Figure record listings
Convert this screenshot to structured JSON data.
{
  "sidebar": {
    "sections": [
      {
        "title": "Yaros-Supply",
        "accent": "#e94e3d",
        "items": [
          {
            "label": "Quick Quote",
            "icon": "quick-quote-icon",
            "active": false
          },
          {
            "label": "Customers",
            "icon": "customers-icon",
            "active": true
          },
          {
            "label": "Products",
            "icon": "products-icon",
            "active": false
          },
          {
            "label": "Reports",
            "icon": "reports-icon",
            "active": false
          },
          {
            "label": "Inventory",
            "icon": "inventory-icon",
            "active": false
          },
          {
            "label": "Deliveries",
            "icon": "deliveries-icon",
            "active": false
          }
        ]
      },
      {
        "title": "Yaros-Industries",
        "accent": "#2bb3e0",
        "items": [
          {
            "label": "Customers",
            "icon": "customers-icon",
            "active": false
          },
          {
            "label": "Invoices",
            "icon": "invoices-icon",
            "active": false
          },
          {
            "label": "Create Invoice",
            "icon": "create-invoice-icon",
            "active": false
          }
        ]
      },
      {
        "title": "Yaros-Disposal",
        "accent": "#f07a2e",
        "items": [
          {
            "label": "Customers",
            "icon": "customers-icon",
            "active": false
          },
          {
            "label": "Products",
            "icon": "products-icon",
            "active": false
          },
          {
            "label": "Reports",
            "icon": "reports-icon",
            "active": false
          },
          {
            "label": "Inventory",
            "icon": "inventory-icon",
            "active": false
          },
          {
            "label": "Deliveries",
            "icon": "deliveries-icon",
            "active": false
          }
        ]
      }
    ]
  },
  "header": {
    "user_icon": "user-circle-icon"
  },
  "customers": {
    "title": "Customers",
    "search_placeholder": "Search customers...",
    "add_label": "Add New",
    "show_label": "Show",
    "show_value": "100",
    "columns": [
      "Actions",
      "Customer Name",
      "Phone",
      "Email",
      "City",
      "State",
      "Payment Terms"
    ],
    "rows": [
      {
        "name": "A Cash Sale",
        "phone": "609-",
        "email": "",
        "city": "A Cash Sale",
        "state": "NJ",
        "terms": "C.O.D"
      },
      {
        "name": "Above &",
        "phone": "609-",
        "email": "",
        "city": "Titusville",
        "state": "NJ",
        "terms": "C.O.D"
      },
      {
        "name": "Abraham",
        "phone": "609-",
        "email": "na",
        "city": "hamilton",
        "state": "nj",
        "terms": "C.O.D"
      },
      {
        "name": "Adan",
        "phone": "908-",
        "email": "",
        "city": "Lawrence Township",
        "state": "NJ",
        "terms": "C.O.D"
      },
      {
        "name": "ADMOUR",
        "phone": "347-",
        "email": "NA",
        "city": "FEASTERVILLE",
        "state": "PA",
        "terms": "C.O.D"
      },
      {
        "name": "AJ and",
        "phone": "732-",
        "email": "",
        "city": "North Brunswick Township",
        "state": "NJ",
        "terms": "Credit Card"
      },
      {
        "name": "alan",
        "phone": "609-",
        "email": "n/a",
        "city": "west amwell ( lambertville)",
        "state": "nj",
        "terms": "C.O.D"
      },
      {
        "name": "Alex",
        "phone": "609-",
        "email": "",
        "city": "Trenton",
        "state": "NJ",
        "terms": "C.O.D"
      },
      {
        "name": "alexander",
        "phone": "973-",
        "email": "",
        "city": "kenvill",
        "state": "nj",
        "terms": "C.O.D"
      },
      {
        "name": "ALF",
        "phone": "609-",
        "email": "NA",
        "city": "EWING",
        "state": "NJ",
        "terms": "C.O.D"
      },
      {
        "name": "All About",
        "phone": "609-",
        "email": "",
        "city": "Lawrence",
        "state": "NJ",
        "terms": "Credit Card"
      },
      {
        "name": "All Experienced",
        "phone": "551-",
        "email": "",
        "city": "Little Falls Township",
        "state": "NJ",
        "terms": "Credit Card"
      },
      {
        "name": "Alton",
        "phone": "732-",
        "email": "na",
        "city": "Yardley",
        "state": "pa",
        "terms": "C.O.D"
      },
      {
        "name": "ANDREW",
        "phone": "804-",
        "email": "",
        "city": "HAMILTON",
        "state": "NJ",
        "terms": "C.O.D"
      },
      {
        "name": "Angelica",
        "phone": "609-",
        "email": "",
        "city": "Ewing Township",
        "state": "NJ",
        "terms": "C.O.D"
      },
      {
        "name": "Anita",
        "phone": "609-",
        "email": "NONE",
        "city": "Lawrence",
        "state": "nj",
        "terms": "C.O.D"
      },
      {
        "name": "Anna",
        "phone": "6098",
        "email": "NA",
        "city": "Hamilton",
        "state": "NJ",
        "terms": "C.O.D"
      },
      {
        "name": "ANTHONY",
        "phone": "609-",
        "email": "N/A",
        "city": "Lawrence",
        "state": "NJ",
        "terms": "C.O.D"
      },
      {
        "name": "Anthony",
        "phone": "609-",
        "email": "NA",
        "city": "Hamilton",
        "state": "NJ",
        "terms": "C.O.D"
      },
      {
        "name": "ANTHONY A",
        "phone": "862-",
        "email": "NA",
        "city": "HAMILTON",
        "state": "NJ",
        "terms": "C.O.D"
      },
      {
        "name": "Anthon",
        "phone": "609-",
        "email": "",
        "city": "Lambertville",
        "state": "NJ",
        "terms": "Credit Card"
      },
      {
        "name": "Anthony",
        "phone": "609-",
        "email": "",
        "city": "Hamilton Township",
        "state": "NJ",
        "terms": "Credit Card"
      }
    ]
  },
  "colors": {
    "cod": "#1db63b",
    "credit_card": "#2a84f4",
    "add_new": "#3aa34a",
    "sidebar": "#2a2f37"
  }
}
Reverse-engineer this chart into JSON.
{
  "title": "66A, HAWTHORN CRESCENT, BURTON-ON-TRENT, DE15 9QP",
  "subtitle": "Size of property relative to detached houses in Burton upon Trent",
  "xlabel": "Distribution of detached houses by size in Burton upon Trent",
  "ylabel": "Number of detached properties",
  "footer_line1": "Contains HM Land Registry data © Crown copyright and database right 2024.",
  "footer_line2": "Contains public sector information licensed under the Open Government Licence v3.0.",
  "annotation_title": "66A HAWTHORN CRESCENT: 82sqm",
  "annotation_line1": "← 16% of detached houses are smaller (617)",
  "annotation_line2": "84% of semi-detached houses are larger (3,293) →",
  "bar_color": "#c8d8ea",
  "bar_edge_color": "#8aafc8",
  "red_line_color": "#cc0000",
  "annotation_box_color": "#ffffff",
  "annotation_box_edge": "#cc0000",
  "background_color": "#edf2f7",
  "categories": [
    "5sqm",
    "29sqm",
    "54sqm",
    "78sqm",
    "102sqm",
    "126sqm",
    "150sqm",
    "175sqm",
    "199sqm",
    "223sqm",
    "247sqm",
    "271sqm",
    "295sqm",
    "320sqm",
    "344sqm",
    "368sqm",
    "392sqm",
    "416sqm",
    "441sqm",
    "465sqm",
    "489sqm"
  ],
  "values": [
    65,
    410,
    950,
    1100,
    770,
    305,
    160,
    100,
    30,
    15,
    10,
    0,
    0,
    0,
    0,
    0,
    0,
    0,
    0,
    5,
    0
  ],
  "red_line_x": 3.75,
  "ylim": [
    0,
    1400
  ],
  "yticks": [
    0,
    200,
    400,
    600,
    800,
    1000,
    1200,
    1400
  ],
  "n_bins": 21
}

- _Written request_: Reproduce every entry shown above, precisely as it stands.

- _Solution below_:
Convert this screenshot to structured JSON data.
{
  "sidebar": {
    "sections": [
      {
        "title": "Yaros-Supply",
        "accent": "#e94e3d",
        "items": [
          {
            "label": "Quick Quote",
            "icon": "quick-quote-icon",
            "active": false
          },
          {
            "label": "Customers",
            "icon": "customers-icon",
            "active": true
          },
          {
            "label": "Products",
            "icon": "products-icon",
            "active": false
          },
          {
            "label": "Reports",
            "icon": "reports-icon",
            "active": false
          },
          {
            "label": "Inventory",
            "icon": "inventory-icon",
            "active": false
          },
          {
            "label": "Deliveries",
            "icon": "deliveries-icon",
            "active": false
          }
        ]
      },
      {
        "title": "Yaros-Industries",
        "accent": "#2bb3e0",
        "items": [
          {
            "label": "Customers",
            "icon": "customers-icon",
            "active": false
          },
          {
            "label": "Invoices",
            "icon": "invoices-icon",
            "active": false
          },
          {
            "label": "Create Invoice",
            "icon": "create-invoice-icon",
            "active": false
          }
        ]
      },
      {
        "title": "Yaros-Disposal",
        "accent": "#f07a2e",
        "items": [
          {
            "label": "Customers",
            "icon": "customers-icon",
            "active": false
          },
          {
            "label": "Products",
            "icon": "products-icon",
            "active": false
          },
          {
            "label": "Reports",
            "icon": "reports-icon",
            "active": false
          },
          {
            "label": "Inventory",
            "icon": "inventory-icon",
            "active": false
          },
          {
            "label": "Deliveries",
            "icon": "deliveries-icon",
            "active": false
          }
        ]
      }
    ]
  },
  "header": {
    "user_icon": "user-circle-icon"
  },
  "customers": {
    "title": "Customers",
    "search_placeholder": "Search customers...",
    "add_label": "Add New",
    "show_label": "Show",
    "show_value": "100",
    "columns": [
      "Actions",
      "Customer Name",
      "Phone",
      "Email",
      "City",
      "State",
      "Payment Terms"
    ],
    "rows": [
      {
        "name": "A Cash Sale",
        "phone": "609-",
        "email": "",
        "city": "A Cash Sale",
        "state": "NJ",
        "terms": "C.O.D"
      },
      {
        "name": "Above &",
        "phone": "609-",
        "email": "",
        "city": "Titusville",
        "state": "NJ",
        "terms": "C.O.D"
      },
      {
        "name": "Abraham",
        "phone": "609-",
        "email": "na",
        "city": "hamilton",
        "state": "nj",
        "terms": "C.O.D"
      },
      {
        "name": "Adan",
        "phone": "908-",
        "email": "",
        "city": "Lawrence Township",
        "state": "NJ",
        "terms": "C.O.D"
      },
      {
        "name": "ADMOUR",
        "phone": "347-",
        "email": "NA",
        "city": "FEASTERVILLE",
        "state": "PA",
        "terms": "C.O.D"
      },
      {
        "name": "AJ and",
        "phone": "732-",
        "email": "",
        "city": "North Brunswick Township",
        "state": "NJ",
        "terms": "Credit Card"
      },
      {
        "name": "alan",
        "phone": "609-",
        "email": "n/a",
        "city": "west amwell ( lambertville)",
        "state": "nj",
        "terms": "C.O.D"
      },
      {
        "name": "Alex",
        "phone": "609-",
        "email": "",
        "city": "Trenton",
        "state": "NJ",
        "terms": "C.O.D"
      },
      {
        "name": "alexander",
        "phone": "973-",
        "email": "",
        "city": "kenvill",
        "state": "nj",
        "terms": "C.O.D"
      },
      {
        "name": "ALF",
        "phone": "609-",
        "email": "NA",
        "city": "EWING",
        "state": "NJ",
        "terms": "C.O.D"
      },
      {
        "name": "All About",
        "phone": "609-",
        "email": "",
        "city": "Lawrence",
        "state": "NJ",
        "terms": "Credit Card"
      },
      {
        "name": "All Experienced",
        "phone": "551-",
        "email": "",
        "city": "Little Falls Township",
        "state": "NJ",
        "terms": "Credit Card"
      },
      {
        "name": "Alton",
        "phone": "732-",
        "email": "na",
        "city": "Yardley",
        "state": "pa",
        "terms": "C.O.D"
      },
      {
        "name": "ANDREW",
        "phone": "804-",
        "email": "",
        "city": "HAMILTON",
        "state": "NJ",
        "terms": "C.O.D"
      },
      {
        "name": "Angelica",
        "phone": "609-",
        "email": "",
        "city": "Ewing Township",
        "state": "NJ",
        "terms": "C.O.D"
      },
      {
        "name": "Anita",
        "phone": "609-",
        "email": "NONE",
        "city": "Lawrence",
        "state": "nj",
        "terms": "C.O.D"
      },
      {
        "name": "Anna",
        "phone": "6098",
        "email": "NA",
        "city": "Hamilton",
        "state": "NJ",
        "terms": "C.O.D"
      },
      {
        "name": "ANTHONY",
        "phone": "609-",
        "email": "N/A",
        "city": "Lawrence",
        "state": "NJ",
        "terms": "C.O.D"
      },
      {
        "name": "Anthony",
        "phone": "609-",
        "email": "NA",
        "city": "Hamilton",
        "state": "NJ",
        "terms": "C.O.D"
      },
      {
        "name": "ANTHONY A",
        "phone": "862-",
        "email": "NA",
        "city": "HAMILTON",
        "state": "NJ",
        "terms": "C.O.D"
      },
      {
        "name": "Anthon",
        "phone": "609-",
        "email": "",
        "city": "Lambertville",
        "state": "NJ",
        "terms": "Credit Card"
      },
      {
        "name": "Anthony",
        "phone": "609-",
        "email": "",
        "city": "Hamilton Township",
        "state": "NJ",
        "terms": "Credit Card"
      }
    ]
  },
  "colors": {
    "cod": "#1db63b",
    "credit_card": "#2a84f4",
    "add_new": "#3aa34a",
    "sidebar": "#2a2f37"
  }
}
Reverse-engineer this chart into JSON.
{
  "title": "66A, HAWTHORN CRESCENT, BURTON-ON-TRENT, DE15 9QP",
  "subtitle": "Size of property relative to detached houses in Burton upon Trent",
  "xlabel": "Distribution of detached houses by size in Burton upon Trent",
  "ylabel": "Number of detached properties",
  "footer_line1": "Contains HM Land Registry data © Crown copyright and database right 2024.",
  "footer_line2": "Contains public sector information licensed under the Open Government Licence v3.0.",
  "annotation_title": "66A HAWTHORN CRESCENT: 82sqm",
  "annotation_line1": "← 16% of detached houses are smaller (617)",
  "annotation_line2": "84% of semi-detached houses are larger (3,293) →",
  "bar_color": "#c8d8ea",
  "bar_edge_color": "#8aafc8",
  "red_line_color": "#cc0000",
  "annotation_box_color": "#ffffff",
  "annotation_box_edge": "#cc0000",
  "background_color": "#edf2f7",
  "categories": [
    "5sqm",
    "29sqm",
    "54sqm",
    "78sqm",
    "102sqm",
    "126sqm",
    "150sqm",
    "175sqm",
    "199sqm",
    "223sqm",
    "247sqm",
    "271sqm",
    "295sqm",
    "320sqm",
    "344sqm",
    "368sqm",
    "392sqm",
    "416sqm",
    "441sqm",
    "465sqm",
    "489sqm"
  ],
  "values": [
    65,
    410,
    950,
    1100,
    770,
    305,
    160,
    100,
    30,
    15,
    10,
    0,
    0,
    0,
    0,
    0,
    0,
    0,
    0,
    5,
    0
  ],
  "red_line_x": 3.75,
  "ylim": [
    0,
    1400
  ],
  "yticks": [
    0,
    200,
    400,
    600,
    800,
    1000,
    1200,
    1400
  ],
  "n_bins": 21
}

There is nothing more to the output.